====== Provided material
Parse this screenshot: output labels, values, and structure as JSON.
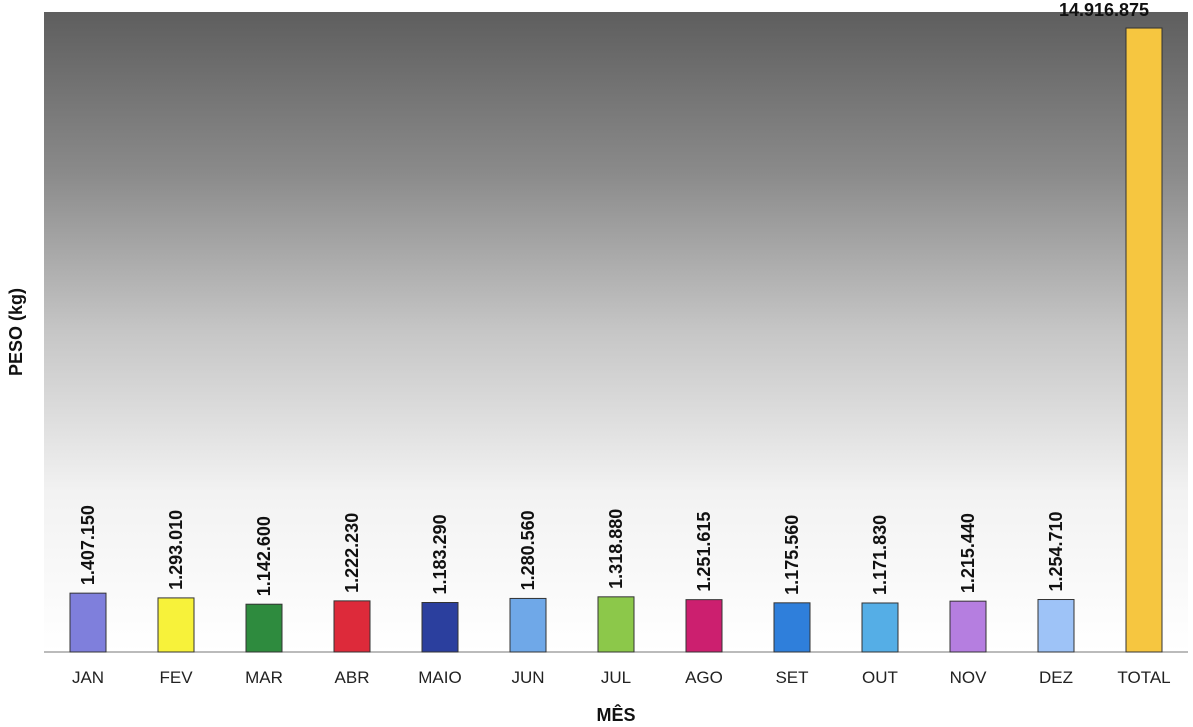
{
  "chart_data": {
    "type": "bar",
    "xlabel": "MÊS",
    "ylabel": "PESO (kg)",
    "categories": [
      "JAN",
      "FEV",
      "MAR",
      "ABR",
      "MAIO",
      "JUN",
      "JUL",
      "AGO",
      "SET",
      "OUT",
      "NOV",
      "DEZ",
      "TOTAL"
    ],
    "values": [
      1407150,
      1293010,
      1142600,
      1222230,
      1183290,
      1280560,
      1318880,
      1251615,
      1175560,
      1171830,
      1215440,
      1254710,
      14916875
    ],
    "value_labels": [
      "1.407.150",
      "1.293.010",
      "1.142.600",
      "1.222.230",
      "1.183.290",
      "1.280.560",
      "1.318.880",
      "1.251.615",
      "1.175.560",
      "1.171.830",
      "1.215.440",
      "1.254.710",
      "14.916.875"
    ],
    "colors": [
      "#7f7fdc",
      "#f7f23a",
      "#2e8b3e",
      "#dd2a3a",
      "#2b3f9e",
      "#6fa8e8",
      "#8cc84a",
      "#cc1f6f",
      "#2f7fdb",
      "#55aee6",
      "#b57ee0",
      "#9ec3f7",
      "#f6c640"
    ],
    "ylim": [
      0,
      15300000
    ],
    "grid": false,
    "legend": "none"
  }
}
============
**Exercise goal:**
Output all of the entries verbatim, leaving out any images.

**Expected output:**
Parse this screenshot: output labels, values, and structure as JSON.
{
  "chart_data": {
    "type": "bar",
    "xlabel": "MÊS",
    "ylabel": "PESO (kg)",
    "categories": [
      "JAN",
      "FEV",
      "MAR",
      "ABR",
      "MAIO",
      "JUN",
      "JUL",
      "AGO",
      "SET",
      "OUT",
      "NOV",
      "DEZ",
      "TOTAL"
    ],
    "values": [
      1407150,
      1293010,
      1142600,
      1222230,
      1183290,
      1280560,
      1318880,
      1251615,
      1175560,
      1171830,
      1215440,
      1254710,
      14916875
    ],
    "value_labels": [
      "1.407.150",
      "1.293.010",
      "1.142.600",
      "1.222.230",
      "1.183.290",
      "1.280.560",
      "1.318.880",
      "1.251.615",
      "1.175.560",
      "1.171.830",
      "1.215.440",
      "1.254.710",
      "14.916.875"
    ],
    "colors": [
      "#7f7fdc",
      "#f7f23a",
      "#2e8b3e",
      "#dd2a3a",
      "#2b3f9e",
      "#6fa8e8",
      "#8cc84a",
      "#cc1f6f",
      "#2f7fdb",
      "#55aee6",
      "#b57ee0",
      "#9ec3f7",
      "#f6c640"
    ],
    "ylim": [
      0,
      15300000
    ],
    "grid": false,
    "legend": "none"
  }
}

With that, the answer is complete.